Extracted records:
—————

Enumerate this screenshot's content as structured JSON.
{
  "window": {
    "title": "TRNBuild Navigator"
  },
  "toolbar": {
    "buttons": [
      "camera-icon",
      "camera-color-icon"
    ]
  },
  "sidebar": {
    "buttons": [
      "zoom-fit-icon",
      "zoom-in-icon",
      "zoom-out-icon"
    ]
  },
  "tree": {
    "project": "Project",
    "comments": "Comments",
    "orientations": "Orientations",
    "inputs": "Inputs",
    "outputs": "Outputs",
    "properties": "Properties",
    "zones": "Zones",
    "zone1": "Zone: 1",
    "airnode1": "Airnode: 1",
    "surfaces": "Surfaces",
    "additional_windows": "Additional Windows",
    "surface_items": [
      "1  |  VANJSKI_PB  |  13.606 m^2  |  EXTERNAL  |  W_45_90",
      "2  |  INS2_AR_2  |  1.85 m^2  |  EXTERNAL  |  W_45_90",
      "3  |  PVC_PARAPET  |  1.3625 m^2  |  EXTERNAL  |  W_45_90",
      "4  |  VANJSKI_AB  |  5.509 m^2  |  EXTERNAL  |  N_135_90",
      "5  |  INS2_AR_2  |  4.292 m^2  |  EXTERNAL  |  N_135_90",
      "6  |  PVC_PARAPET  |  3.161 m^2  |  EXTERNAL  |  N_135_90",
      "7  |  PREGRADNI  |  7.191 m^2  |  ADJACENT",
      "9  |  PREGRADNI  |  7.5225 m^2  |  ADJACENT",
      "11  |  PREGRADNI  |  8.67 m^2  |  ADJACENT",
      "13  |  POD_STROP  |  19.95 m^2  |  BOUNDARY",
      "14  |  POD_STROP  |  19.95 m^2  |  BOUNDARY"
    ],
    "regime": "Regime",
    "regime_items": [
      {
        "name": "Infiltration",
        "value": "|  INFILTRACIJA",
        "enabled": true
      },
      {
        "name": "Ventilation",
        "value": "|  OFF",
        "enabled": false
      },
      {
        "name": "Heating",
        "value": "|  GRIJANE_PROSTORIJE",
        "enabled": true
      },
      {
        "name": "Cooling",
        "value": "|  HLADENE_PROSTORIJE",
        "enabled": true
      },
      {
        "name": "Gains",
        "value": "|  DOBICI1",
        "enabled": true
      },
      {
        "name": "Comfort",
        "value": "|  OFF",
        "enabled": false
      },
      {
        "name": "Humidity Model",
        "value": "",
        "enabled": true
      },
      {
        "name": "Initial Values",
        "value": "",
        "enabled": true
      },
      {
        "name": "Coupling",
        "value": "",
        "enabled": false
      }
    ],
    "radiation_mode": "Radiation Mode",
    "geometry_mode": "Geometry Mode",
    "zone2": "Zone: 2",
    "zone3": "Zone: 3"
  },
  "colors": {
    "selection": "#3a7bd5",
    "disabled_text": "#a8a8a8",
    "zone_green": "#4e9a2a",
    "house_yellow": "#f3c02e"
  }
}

—————

→ **What to produce**
Everything in the listing above should be restated exactly.

→ **Worked solution**
Enumerate this screenshot's content as structured JSON.
{
  "window": {
    "title": "TRNBuild Navigator"
  },
  "toolbar": {
    "buttons": [
      "camera-icon",
      "camera-color-icon"
    ]
  },
  "sidebar": {
    "buttons": [
      "zoom-fit-icon",
      "zoom-in-icon",
      "zoom-out-icon"
    ]
  },
  "tree": {
    "project": "Project",
    "comments": "Comments",
    "orientations": "Orientations",
    "inputs": "Inputs",
    "outputs": "Outputs",
    "properties": "Properties",
    "zones": "Zones",
    "zone1": "Zone: 1",
    "airnode1": "Airnode: 1",
    "surfaces": "Surfaces",
    "additional_windows": "Additional Windows",
    "surface_items": [
      "1  |  VANJSKI_PB  |  13.606 m^2  |  EXTERNAL  |  W_45_90",
      "2  |  INS2_AR_2  |  1.85 m^2  |  EXTERNAL  |  W_45_90",
      "3  |  PVC_PARAPET  |  1.3625 m^2  |  EXTERNAL  |  W_45_90",
      "4  |  VANJSKI_AB  |  5.509 m^2  |  EXTERNAL  |  N_135_90",
      "5  |  INS2_AR_2  |  4.292 m^2  |  EXTERNAL  |  N_135_90",
      "6  |  PVC_PARAPET  |  3.161 m^2  |  EXTERNAL  |  N_135_90",
      "7  |  PREGRADNI  |  7.191 m^2  |  ADJACENT",
      "9  |  PREGRADNI  |  7.5225 m^2  |  ADJACENT",
      "11  |  PREGRADNI  |  8.67 m^2  |  ADJACENT",
      "13  |  POD_STROP  |  19.95 m^2  |  BOUNDARY",
      "14  |  POD_STROP  |  19.95 m^2  |  BOUNDARY"
    ],
    "regime": "Regime",
    "regime_items": [
      {
        "name": "Infiltration",
        "value": "|  INFILTRACIJA",
        "enabled": true
      },
      {
        "name": "Ventilation",
        "value": "|  OFF",
        "enabled": false
      },
      {
        "name": "Heating",
        "value": "|  GRIJANE_PROSTORIJE",
        "enabled": true
      },
      {
        "name": "Cooling",
        "value": "|  HLADENE_PROSTORIJE",
        "enabled": true
      },
      {
        "name": "Gains",
        "value": "|  DOBICI1",
        "enabled": true
      },
      {
        "name": "Comfort",
        "value": "|  OFF",
        "enabled": false
      },
      {
        "name": "Humidity Model",
        "value": "",
        "enabled": true
      },
      {
        "name": "Initial Values",
        "value": "",
        "enabled": true
      },
      {
        "name": "Coupling",
        "value": "",
        "enabled": false
      }
    ],
    "radiation_mode": "Radiation Mode",
    "geometry_mode": "Geometry Mode",
    "zone2": "Zone: 2",
    "zone3": "Zone: 3"
  },
  "colors": {
    "selection": "#3a7bd5",
    "disabled_text": "#a8a8a8",
    "zone_green": "#4e9a2a",
    "house_yellow": "#f3c02e"
  }
}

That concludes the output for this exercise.